[Records from a data source]
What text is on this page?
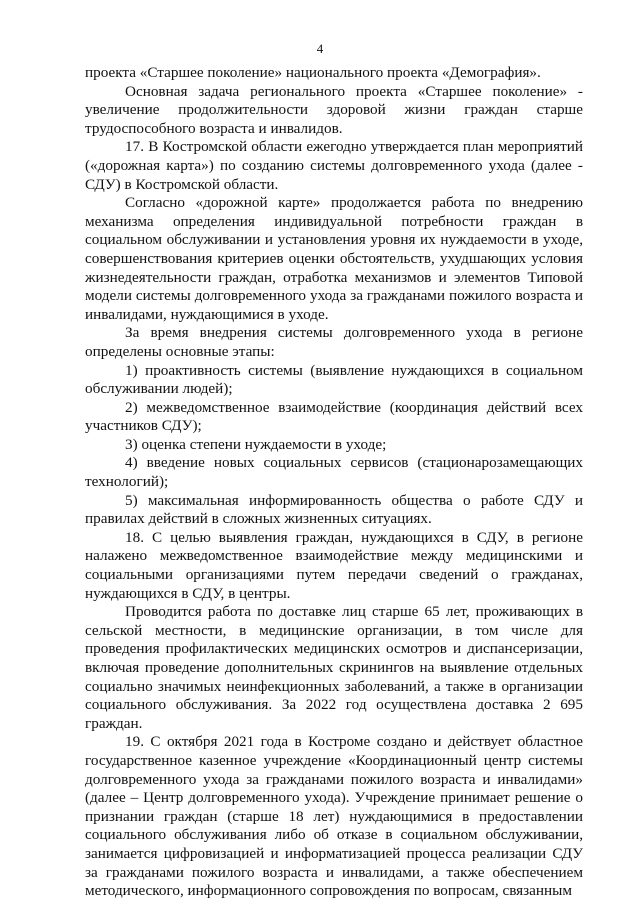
4

проекта «Старшее поколение» национального проекта «Демография».

Основная задача регионального проекта «Старшее поколение» - увеличение продолжительности здоровой жизни граждан старше трудоспособного возраста и инвалидов.

17. В Костромской области ежегодно утверждается план мероприятий («дорожная карта») по созданию системы долговременного ухода (далее - СДУ) в Костромской области.

Согласно «дорожной карте» продолжается работа по внедрению механизма определения индивидуальной потребности граждан в социальном обслуживании и установления уровня их нуждаемости в уходе, совершенствования критериев оценки обстоятельств, ухудшающих условия жизнедеятельности граждан, отработка механизмов и элементов Типовой модели системы долговременного ухода за гражданами пожилого возраста и инвалидами, нуждающимися в уходе.

За время внедрения системы долговременного ухода в регионе определены основные этапы:

1) проактивность системы (выявление нуждающихся в социальном обслуживании людей);

2) межведомственное взаимодействие (координация действий всех участников СДУ);

3) оценка степени нуждаемости в уходе;

4) введение новых социальных сервисов (стационарозамещающих технологий);

5) максимальная информированность общества о работе СДУ и правилах действий в сложных жизненных ситуациях.

18. С целью выявления граждан, нуждающихся в СДУ, в регионе налажено межведомственное взаимодействие между медицинскими и социальными организациями путем передачи сведений о гражданах, нуждающихся в СДУ, в центры.

Проводится работа по доставке лиц старше 65 лет, проживающих в сельской местности, в медицинские организации, в том числе для проведения профилактических медицинских осмотров и диспансеризации, включая проведение дополнительных скринингов на выявление отдельных социально значимых неинфекционных заболеваний, а также в организации социального обслуживания. За 2022 год осуществлена доставка 2 695 граждан.

19. С октября 2021 года в Костроме создано и действует областное государственное казенное учреждение «Координационный центр системы долговременного ухода за гражданами пожилого возраста и инвалидами» (далее – Центр долговременного ухода). Учреждение принимает решение о признании граждан (старше 18 лет) нуждающимися в предоставлении социального обслуживания либо об отказе в социальном обслуживании, занимается цифровизацией и информатизацией процесса реализации СДУ за гражданами пожилого возраста и инвалидами, а также обеспечением методического, информационного сопровождения по вопросам, связанным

**EXERCISE TASK**.
Any pictures should be dropped; transcribe the rest of the records above exactly.

**TASK RESULT**.
What text is on this page?
4

проекта «Старшее поколение» национального проекта «Демография».

Основная задача регионального проекта «Старшее поколение» - увеличение продолжительности здоровой жизни граждан старше трудоспособного возраста и инвалидов.

17. В Костромской области ежегодно утверждается план мероприятий («дорожная карта») по созданию системы долговременного ухода (далее - СДУ) в Костромской области.

Согласно «дорожной карте» продолжается работа по внедрению механизма определения индивидуальной потребности граждан в социальном обслуживании и установления уровня их нуждаемости в уходе, совершенствования критериев оценки обстоятельств, ухудшающих условия жизнедеятельности граждан, отработка механизмов и элементов Типовой модели системы долговременного ухода за гражданами пожилого возраста и инвалидами, нуждающимися в уходе.

За время внедрения системы долговременного ухода в регионе определены основные этапы:

1) проактивность системы (выявление нуждающихся в социальном обслуживании людей);

2) межведомственное взаимодействие (координация действий всех участников СДУ);

3) оценка степени нуждаемости в уходе;

4) введение новых социальных сервисов (стационарозамещающих технологий);

5) максимальная информированность общества о работе СДУ и правилах действий в сложных жизненных ситуациях.

18. С целью выявления граждан, нуждающихся в СДУ, в регионе налажено межведомственное взаимодействие между медицинскими и социальными организациями путем передачи сведений о гражданах, нуждающихся в СДУ, в центры.

Проводится работа по доставке лиц старше 65 лет, проживающих в сельской местности, в медицинские организации, в том числе для проведения профилактических медицинских осмотров и диспансеризации, включая проведение дополнительных скринингов на выявление отдельных социально значимых неинфекционных заболеваний, а также в организации социального обслуживания. За 2022 год осуществлена доставка 2 695 граждан.

19. С октября 2021 года в Костроме создано и действует областное государственное казенное учреждение «Координационный центр системы долговременного ухода за гражданами пожилого возраста и инвалидами» (далее – Центр долговременного ухода). Учреждение принимает решение о признании граждан (старше 18 лет) нуждающимися в предоставлении социального обслуживания либо об отказе в социальном обслуживании, занимается цифровизацией и информатизацией процесса реализации СДУ за гражданами пожилого возраста и инвалидами, а также обеспечением методического, информационного сопровождения по вопросам, связанным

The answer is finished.